[Saved data entries]
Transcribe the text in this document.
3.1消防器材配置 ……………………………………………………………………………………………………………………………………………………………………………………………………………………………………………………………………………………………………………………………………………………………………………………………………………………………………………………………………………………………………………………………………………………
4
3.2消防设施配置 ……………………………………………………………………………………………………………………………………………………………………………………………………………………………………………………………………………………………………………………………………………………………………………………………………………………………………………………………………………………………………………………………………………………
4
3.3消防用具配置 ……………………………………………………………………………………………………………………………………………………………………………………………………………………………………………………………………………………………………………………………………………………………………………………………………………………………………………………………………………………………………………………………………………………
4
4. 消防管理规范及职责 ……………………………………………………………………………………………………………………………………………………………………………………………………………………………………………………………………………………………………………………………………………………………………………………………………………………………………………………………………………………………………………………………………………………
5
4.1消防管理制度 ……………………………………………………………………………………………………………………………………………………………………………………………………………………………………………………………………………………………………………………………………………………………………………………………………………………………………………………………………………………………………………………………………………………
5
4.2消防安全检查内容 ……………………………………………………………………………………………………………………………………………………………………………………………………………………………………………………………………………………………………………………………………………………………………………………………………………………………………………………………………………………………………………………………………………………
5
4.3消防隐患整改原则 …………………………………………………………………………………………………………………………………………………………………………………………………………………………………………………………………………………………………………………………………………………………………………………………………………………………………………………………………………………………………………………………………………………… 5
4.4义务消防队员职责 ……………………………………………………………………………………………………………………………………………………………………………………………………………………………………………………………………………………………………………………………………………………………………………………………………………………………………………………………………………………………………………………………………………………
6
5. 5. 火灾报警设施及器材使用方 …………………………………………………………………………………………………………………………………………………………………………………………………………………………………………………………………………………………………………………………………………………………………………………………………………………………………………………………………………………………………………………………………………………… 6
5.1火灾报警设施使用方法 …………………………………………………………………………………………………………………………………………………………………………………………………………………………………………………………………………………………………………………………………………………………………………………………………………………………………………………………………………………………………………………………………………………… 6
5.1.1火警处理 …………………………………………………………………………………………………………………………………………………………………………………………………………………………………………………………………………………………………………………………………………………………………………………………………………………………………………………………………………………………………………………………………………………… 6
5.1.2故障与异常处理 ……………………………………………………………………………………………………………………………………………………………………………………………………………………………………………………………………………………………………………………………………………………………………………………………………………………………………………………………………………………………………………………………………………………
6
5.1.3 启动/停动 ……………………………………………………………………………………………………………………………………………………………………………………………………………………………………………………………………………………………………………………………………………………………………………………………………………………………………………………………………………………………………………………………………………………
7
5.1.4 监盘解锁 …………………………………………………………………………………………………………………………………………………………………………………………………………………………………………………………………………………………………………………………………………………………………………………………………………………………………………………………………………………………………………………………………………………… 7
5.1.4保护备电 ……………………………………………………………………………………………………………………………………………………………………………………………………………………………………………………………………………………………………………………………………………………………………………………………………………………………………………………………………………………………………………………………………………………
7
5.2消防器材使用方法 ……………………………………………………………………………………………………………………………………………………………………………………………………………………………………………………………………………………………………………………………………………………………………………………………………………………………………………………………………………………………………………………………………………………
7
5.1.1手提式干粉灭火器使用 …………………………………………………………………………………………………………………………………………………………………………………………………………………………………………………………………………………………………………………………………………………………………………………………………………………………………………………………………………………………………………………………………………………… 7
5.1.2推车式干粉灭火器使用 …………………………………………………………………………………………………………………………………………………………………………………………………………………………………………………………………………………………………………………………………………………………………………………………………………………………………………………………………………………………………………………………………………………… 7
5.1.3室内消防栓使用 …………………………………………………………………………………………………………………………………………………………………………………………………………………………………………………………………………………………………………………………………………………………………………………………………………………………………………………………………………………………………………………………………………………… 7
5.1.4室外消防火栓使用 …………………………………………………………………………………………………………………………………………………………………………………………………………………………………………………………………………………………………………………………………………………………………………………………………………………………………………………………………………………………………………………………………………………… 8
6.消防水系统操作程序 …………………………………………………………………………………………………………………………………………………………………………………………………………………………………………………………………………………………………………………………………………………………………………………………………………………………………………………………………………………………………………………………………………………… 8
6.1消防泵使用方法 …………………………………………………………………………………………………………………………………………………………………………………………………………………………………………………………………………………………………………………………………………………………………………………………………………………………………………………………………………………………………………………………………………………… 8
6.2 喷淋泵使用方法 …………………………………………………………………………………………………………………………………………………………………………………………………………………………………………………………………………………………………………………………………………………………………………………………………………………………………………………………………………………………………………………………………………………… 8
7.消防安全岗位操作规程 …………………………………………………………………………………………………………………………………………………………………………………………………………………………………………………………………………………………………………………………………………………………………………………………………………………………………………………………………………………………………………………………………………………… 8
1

= Job =
Return the whole listing exactly.

= Exercise answer =
Transcribe the text in this document.
3.1消防器材配置 ……………………………………………………………………………………………………………………………………………………………………………………………………………………………………………………………………………………………………………………………………………………………………………………………………………………………………………………………………………………………………………………………………………………
4
3.2消防设施配置 ……………………………………………………………………………………………………………………………………………………………………………………………………………………………………………………………………………………………………………………………………………………………………………………………………………………………………………………………………………………………………………………………………………………
4
3.3消防用具配置 ……………………………………………………………………………………………………………………………………………………………………………………………………………………………………………………………………………………………………………………………………………………………………………………………………………………………………………………………………………………………………………………………………………………
4
4. 消防管理规范及职责 ……………………………………………………………………………………………………………………………………………………………………………………………………………………………………………………………………………………………………………………………………………………………………………………………………………………………………………………………………………………………………………………………………………………
5
4.1消防管理制度 ……………………………………………………………………………………………………………………………………………………………………………………………………………………………………………………………………………………………………………………………………………………………………………………………………………………………………………………………………………………………………………………………………………………
5
4.2消防安全检查内容 ……………………………………………………………………………………………………………………………………………………………………………………………………………………………………………………………………………………………………………………………………………………………………………………………………………………………………………………………………………………………………………………………………………………
5
4.3消防隐患整改原则 …………………………………………………………………………………………………………………………………………………………………………………………………………………………………………………………………………………………………………………………………………………………………………………………………………………………………………………………………………………………………………………………………………………… 5
4.4义务消防队员职责 ……………………………………………………………………………………………………………………………………………………………………………………………………………………………………………………………………………………………………………………………………………………………………………………………………………………………………………………………………………………………………………………………………………………
6
5. 5. 火灾报警设施及器材使用方 …………………………………………………………………………………………………………………………………………………………………………………………………………………………………………………………………………………………………………………………………………………………………………………………………………………………………………………………………………………………………………………………………………………… 6
5.1火灾报警设施使用方法 …………………………………………………………………………………………………………………………………………………………………………………………………………………………………………………………………………………………………………………………………………………………………………………………………………………………………………………………………………………………………………………………………………………… 6
5.1.1火警处理 …………………………………………………………………………………………………………………………………………………………………………………………………………………………………………………………………………………………………………………………………………………………………………………………………………………………………………………………………………………………………………………………………………………… 6
5.1.2故障与异常处理 ……………………………………………………………………………………………………………………………………………………………………………………………………………………………………………………………………………………………………………………………………………………………………………………………………………………………………………………………………………………………………………………………………………………
6
5.1.3 启动/停动 ……………………………………………………………………………………………………………………………………………………………………………………………………………………………………………………………………………………………………………………………………………………………………………………………………………………………………………………………………………………………………………………………………………………
7
5.1.4 监盘解锁 …………………………………………………………………………………………………………………………………………………………………………………………………………………………………………………………………………………………………………………………………………………………………………………………………………………………………………………………………………………………………………………………………………………… 7
5.1.4保护备电 ……………………………………………………………………………………………………………………………………………………………………………………………………………………………………………………………………………………………………………………………………………………………………………………………………………………………………………………………………………………………………………………………………………………
7
5.2消防器材使用方法 ……………………………………………………………………………………………………………………………………………………………………………………………………………………………………………………………………………………………………………………………………………………………………………………………………………………………………………………………………………………………………………………………………………………
7
5.1.1手提式干粉灭火器使用 …………………………………………………………………………………………………………………………………………………………………………………………………………………………………………………………………………………………………………………………………………………………………………………………………………………………………………………………………………………………………………………………………………………… 7
5.1.2推车式干粉灭火器使用 …………………………………………………………………………………………………………………………………………………………………………………………………………………………………………………………………………………………………………………………………………………………………………………………………………………………………………………………………………………………………………………………………………………… 7
5.1.3室内消防栓使用 …………………………………………………………………………………………………………………………………………………………………………………………………………………………………………………………………………………………………………………………………………………………………………………………………………………………………………………………………………………………………………………………………………………… 7
5.1.4室外消防火栓使用 …………………………………………………………………………………………………………………………………………………………………………………………………………………………………………………………………………………………………………………………………………………………………………………………………………………………………………………………………………………………………………………………………………………… 8
6.消防水系统操作程序 …………………………………………………………………………………………………………………………………………………………………………………………………………………………………………………………………………………………………………………………………………………………………………………………………………………………………………………………………………………………………………………………………………………… 8
6.1消防泵使用方法 …………………………………………………………………………………………………………………………………………………………………………………………………………………………………………………………………………………………………………………………………………………………………………………………………………………………………………………………………………………………………………………………………………………… 8
6.2 喷淋泵使用方法 …………………………………………………………………………………………………………………………………………………………………………………………………………………………………………………………………………………………………………………………………………………………………………………………………………………………………………………………………………………………………………………………………………………… 8
7.消防安全岗位操作规程 …………………………………………………………………………………………………………………………………………………………………………………………………………………………………………………………………………………………………………………………………………………………………………………………………………………………………………………………………………………………………………………………………………………… 8
1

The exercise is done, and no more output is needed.